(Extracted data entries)

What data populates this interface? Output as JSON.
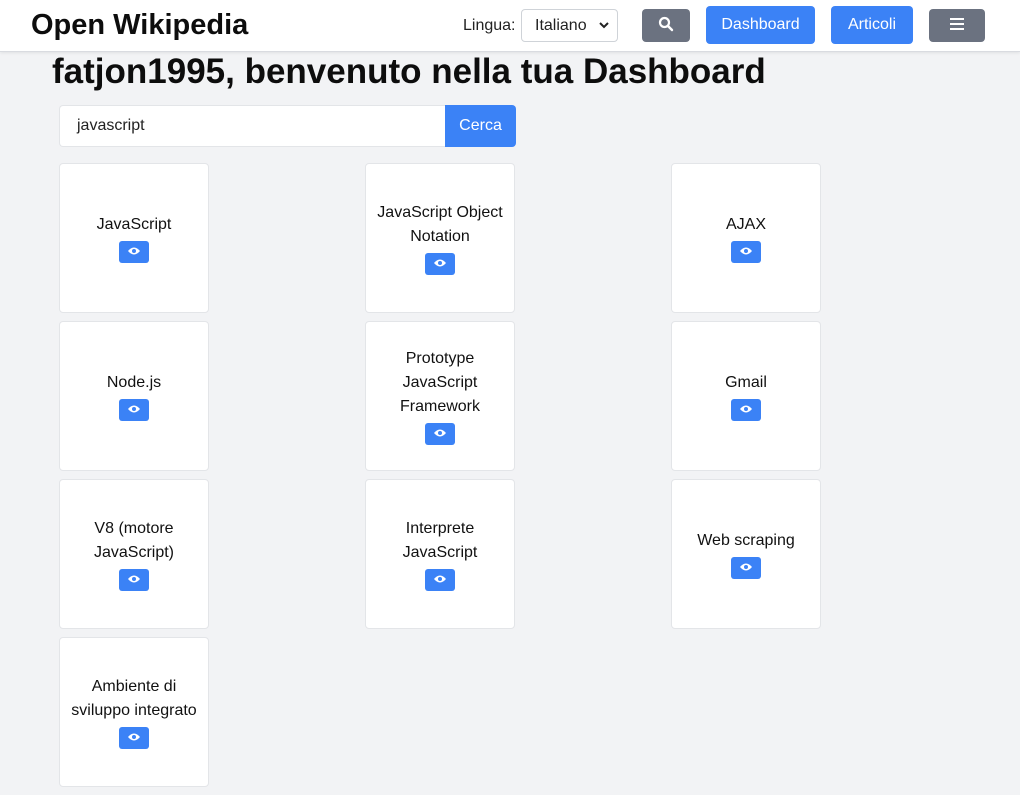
{
  "header": {
    "brand": "Open Wikipedia",
    "language_label": "Lingua:",
    "language_selected": "Italiano",
    "search_icon": "search-icon",
    "dashboard_label": "Dashboard",
    "articles_label": "Articoli",
    "menu_icon": "hamburger-menu-icon"
  },
  "welcome": "fatjon1995, benvenuto nella tua Dashboard",
  "search": {
    "value": "javascript",
    "button_label": "Cerca"
  },
  "results": [
    {
      "title": "JavaScript"
    },
    {
      "title": "JavaScript Object Notation"
    },
    {
      "title": "AJAX"
    },
    {
      "title": "Node.js"
    },
    {
      "title": "Prototype JavaScript Framework"
    },
    {
      "title": "Gmail"
    },
    {
      "title": "V8 (motore JavaScript)"
    },
    {
      "title": "Interprete JavaScript"
    },
    {
      "title": "Web scraping"
    },
    {
      "title": "Ambiente di sviluppo integrato"
    }
  ],
  "colors": {
    "accent": "#3b82f6",
    "secondary": "#6b7280",
    "background": "#f2f3f5"
  }
}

◆ WHAT YOU ARE ASKED TO DO ◆
Go through the records. Copy each line where "Dashboard" appears.

◆ COMPLETE ANSWER ◆
    "dashboard_label": "Dashboard",
  "welcome": "fatjon1995, benvenuto nella tua Dashboard",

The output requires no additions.